§ What to produce:
Pull out every line below that holds the word "years".

# # #

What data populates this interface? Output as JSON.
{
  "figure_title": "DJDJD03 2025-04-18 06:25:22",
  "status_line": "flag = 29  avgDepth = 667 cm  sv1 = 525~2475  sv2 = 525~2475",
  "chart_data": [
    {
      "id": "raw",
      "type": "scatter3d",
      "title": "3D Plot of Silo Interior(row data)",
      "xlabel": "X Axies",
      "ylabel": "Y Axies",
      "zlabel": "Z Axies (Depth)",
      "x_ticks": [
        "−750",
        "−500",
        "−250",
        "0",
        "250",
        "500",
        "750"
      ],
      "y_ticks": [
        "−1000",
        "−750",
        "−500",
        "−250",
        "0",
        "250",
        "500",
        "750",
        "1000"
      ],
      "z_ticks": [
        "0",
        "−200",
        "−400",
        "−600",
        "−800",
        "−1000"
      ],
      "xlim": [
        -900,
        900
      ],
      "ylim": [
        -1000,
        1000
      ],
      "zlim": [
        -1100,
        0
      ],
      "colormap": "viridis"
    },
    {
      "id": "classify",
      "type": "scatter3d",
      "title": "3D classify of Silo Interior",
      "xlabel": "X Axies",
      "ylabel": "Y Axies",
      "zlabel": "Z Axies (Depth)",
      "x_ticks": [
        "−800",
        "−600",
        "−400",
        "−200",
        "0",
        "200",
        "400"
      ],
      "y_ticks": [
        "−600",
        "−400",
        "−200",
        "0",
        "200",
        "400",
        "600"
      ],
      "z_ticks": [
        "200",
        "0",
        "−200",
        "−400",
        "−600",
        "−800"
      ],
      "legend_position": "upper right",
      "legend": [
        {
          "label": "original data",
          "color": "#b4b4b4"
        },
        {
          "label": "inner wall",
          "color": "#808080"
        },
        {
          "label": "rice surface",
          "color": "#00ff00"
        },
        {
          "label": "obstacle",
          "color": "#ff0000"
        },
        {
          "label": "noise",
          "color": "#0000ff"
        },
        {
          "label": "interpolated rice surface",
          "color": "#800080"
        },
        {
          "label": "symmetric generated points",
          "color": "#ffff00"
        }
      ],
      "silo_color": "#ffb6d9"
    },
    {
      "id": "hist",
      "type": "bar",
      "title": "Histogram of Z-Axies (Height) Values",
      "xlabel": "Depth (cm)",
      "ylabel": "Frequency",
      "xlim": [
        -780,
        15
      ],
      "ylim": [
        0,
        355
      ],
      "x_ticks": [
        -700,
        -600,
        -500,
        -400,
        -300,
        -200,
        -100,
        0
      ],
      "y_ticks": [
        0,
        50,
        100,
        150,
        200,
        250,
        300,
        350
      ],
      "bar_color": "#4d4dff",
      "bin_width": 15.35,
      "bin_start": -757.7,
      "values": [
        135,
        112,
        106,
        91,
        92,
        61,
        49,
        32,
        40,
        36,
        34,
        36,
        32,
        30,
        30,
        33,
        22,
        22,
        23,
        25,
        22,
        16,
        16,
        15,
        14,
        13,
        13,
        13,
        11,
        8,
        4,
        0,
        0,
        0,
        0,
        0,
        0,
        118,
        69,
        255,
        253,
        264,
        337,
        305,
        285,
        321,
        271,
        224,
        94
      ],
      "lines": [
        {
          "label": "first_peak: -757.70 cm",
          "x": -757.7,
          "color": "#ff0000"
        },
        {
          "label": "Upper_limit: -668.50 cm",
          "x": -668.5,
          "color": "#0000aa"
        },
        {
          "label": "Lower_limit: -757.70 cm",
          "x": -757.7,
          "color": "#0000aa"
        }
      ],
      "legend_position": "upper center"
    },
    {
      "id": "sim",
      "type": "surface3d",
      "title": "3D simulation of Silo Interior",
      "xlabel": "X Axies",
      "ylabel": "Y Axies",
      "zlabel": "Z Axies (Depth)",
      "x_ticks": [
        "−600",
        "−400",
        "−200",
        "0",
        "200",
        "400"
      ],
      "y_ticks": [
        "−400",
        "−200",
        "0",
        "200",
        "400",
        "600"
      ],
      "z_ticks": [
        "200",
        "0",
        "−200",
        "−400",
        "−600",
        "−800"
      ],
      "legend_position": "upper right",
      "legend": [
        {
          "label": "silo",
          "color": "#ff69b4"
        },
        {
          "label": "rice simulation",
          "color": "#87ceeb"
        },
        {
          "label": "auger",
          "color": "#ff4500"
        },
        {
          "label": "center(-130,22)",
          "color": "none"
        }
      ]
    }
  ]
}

# # #

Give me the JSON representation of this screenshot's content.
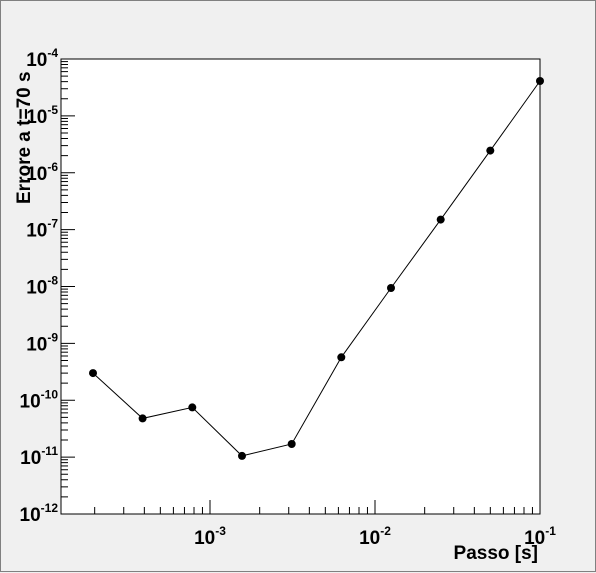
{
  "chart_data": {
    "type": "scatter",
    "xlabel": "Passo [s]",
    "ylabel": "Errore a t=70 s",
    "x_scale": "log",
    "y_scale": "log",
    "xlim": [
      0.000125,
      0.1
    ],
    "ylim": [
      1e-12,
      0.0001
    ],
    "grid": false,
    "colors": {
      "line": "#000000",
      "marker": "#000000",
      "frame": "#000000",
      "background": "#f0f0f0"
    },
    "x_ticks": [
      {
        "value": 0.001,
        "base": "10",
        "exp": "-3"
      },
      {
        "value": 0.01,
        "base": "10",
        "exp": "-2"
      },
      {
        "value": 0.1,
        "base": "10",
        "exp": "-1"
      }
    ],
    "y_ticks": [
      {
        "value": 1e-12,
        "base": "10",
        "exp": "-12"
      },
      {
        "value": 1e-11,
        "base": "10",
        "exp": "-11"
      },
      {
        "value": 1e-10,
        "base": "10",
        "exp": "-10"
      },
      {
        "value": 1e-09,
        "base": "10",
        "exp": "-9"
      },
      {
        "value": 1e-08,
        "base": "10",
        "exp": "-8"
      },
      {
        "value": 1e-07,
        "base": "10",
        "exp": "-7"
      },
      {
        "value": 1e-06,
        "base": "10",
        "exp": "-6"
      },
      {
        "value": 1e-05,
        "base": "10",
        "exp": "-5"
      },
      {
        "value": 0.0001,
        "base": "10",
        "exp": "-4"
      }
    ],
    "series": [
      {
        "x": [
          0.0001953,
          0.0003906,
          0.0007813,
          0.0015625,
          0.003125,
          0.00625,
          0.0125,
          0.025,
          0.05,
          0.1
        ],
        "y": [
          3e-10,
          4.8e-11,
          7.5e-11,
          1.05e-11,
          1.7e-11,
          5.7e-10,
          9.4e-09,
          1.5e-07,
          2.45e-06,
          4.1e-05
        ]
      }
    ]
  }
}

# # #

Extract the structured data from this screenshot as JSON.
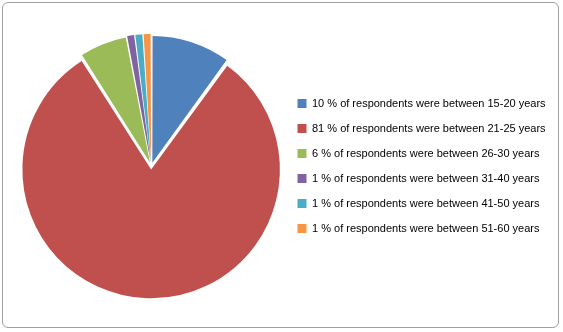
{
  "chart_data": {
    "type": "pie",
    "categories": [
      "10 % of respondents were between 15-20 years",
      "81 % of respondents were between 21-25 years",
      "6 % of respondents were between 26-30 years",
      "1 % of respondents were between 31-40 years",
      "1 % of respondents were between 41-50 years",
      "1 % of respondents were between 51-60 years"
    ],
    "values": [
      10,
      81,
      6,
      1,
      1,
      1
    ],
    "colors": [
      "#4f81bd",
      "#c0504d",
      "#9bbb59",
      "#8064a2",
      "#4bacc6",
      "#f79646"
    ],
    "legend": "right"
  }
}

# # #

§ Final result:
      "10 % of respondents were between 15-20 years",
      "81 % of respondents were between 21-25 years",
      "6 % of respondents were between 26-30 years",
      "1 % of respondents were between 31-40 years",
      "1 % of respondents were between 41-50 years",
      "1 % of respondents were between 51-60 years"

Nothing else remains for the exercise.